Extracted records:
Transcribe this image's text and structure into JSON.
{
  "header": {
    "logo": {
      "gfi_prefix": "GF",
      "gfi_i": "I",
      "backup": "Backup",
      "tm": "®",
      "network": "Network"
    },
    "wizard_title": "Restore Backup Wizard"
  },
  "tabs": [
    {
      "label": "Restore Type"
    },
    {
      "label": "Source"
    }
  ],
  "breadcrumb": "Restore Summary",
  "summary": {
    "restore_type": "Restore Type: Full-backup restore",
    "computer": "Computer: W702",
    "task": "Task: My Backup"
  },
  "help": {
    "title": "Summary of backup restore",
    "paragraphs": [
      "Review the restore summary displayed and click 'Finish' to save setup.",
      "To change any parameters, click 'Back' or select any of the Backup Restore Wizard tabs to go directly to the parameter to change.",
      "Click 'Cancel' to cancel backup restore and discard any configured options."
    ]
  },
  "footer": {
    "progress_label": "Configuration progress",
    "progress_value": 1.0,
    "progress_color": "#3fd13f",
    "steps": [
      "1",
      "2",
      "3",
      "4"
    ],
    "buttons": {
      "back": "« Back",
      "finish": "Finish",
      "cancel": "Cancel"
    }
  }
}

WHAT YOU SHOULD DO:
Each line of the material above must be retyped precisely.

SOLUTION TO THE EXERCISE:
Transcribe this image's text and structure into JSON.
{
  "header": {
    "logo": {
      "gfi_prefix": "GF",
      "gfi_i": "I",
      "backup": "Backup",
      "tm": "®",
      "network": "Network"
    },
    "wizard_title": "Restore Backup Wizard"
  },
  "tabs": [
    {
      "label": "Restore Type"
    },
    {
      "label": "Source"
    }
  ],
  "breadcrumb": "Restore Summary",
  "summary": {
    "restore_type": "Restore Type: Full-backup restore",
    "computer": "Computer: W702",
    "task": "Task: My Backup"
  },
  "help": {
    "title": "Summary of backup restore",
    "paragraphs": [
      "Review the restore summary displayed and click 'Finish' to save setup.",
      "To change any parameters, click 'Back' or select any of the Backup Restore Wizard tabs to go directly to the parameter to change.",
      "Click 'Cancel' to cancel backup restore and discard any configured options."
    ]
  },
  "footer": {
    "progress_label": "Configuration progress",
    "progress_value": 1.0,
    "progress_color": "#3fd13f",
    "steps": [
      "1",
      "2",
      "3",
      "4"
    ],
    "buttons": {
      "back": "« Back",
      "finish": "Finish",
      "cancel": "Cancel"
    }
  }
}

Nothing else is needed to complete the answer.